→ What you will do: Gather the lines from the material that contain "government".

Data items
------------------------------------------------------------------------

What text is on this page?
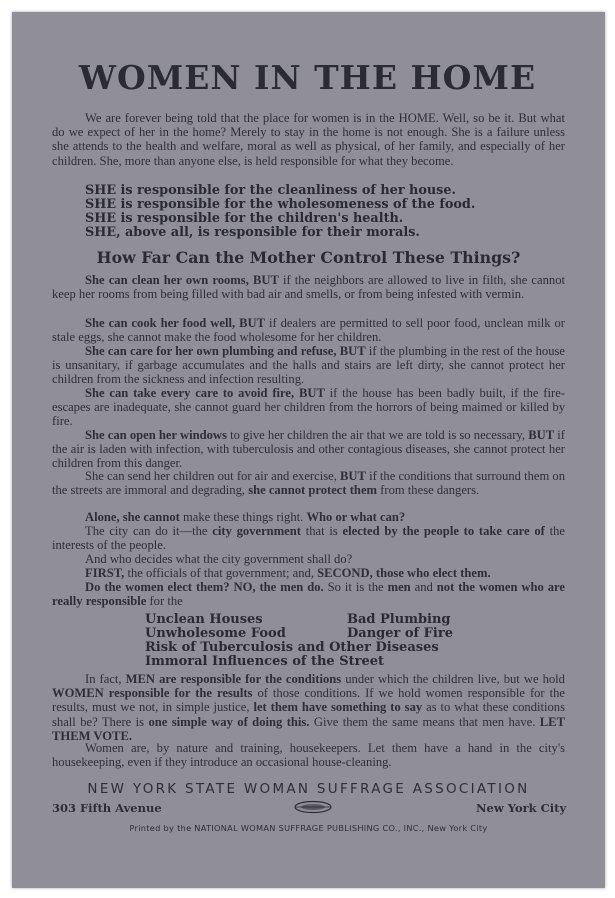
WOMEN IN THE HOME
We are forever being told that the place for women is in the HOME. Well, so be it. But what do we expect of her in the home? Merely to stay in the home is not enough. She is a failure unless she attends to the health and welfare, moral as well as physical, of her family, and especially of her children. She, more than anyone else, is held responsible for what they become.
SHE is responsible for the cleanliness of her house.
SHE is responsible for the wholesomeness of the food.
SHE is responsible for the children's health.
SHE, above all, is responsible for their morals.
How Far Can the Mother Control These Things?
She can clean her own rooms, BUT if the neighbors are allowed to live in filth, she cannot keep her rooms from being filled with bad air and smells, or from being infested with vermin.
She can cook her food well, BUT if dealers are permitted to sell poor food, unclean milk or stale eggs, she cannot make the food wholesome for her children.
She can care for her own plumbing and refuse, BUT if the plumbing in the rest of the house is unsanitary, if garbage accumulates and the halls and stairs are left dirty, she cannot protect her children from the sickness and infection resulting.
She can take every care to avoid fire, BUT if the house has been badly built, if the fire-escapes are inadequate, she cannot guard her children from the horrors of being maimed or killed by fire.
She can open her windows to give her children the air that we are told is so necessary, BUT if the air is laden with infection, with tuberculosis and other contagious diseases, she cannot protect her children from this danger.
She can send her children out for air and exercise, BUT if the conditions that surround them on the streets are immoral and degrading, she cannot protect them from these dangers.
Alone, she cannot make these things right. Who or what can?
The city can do it—the city government that is elected by the people to take care of the interests of the people.
And who decides what the city government shall do?
FIRST, the officials of that government; and, SECOND, those who elect them.
Do the women elect them? NO, the men do. So it is the men and not the women who are really responsible for the
Unclean Houses	Bad Plumbing
Unwholesome Food	Danger of Fire
Risk of Tuberculosis and Other Diseases
Immoral Influences of the Street
In fact, MEN are responsible for the conditions under which the children live, but we hold WOMEN responsible for the results of those conditions. If we hold women responsible for the results, must we not, in simple justice, let them have something to say as to what these conditions shall be? There is one simple way of doing this. Give them the same means that men have. LET THEM VOTE.
Women are, by nature and training, housekeepers. Let them have a hand in the city's housekeeping, even if they introduce an occasional house-cleaning.
NEW YORK STATE WOMAN SUFFRAGE ASSOCIATION
303 Fifth Avenue	New York City
Printed by the NATIONAL WOMAN SUFFRAGE PUBLISHING CO., INC., New York City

------------------------------------------------------------------------

→ In response:
The city can do it—the city government that is elected by the people to take care of the interests of the people.
And who decides what the city government shall do?
FIRST, the officials of that government; and, SECOND, those who elect them.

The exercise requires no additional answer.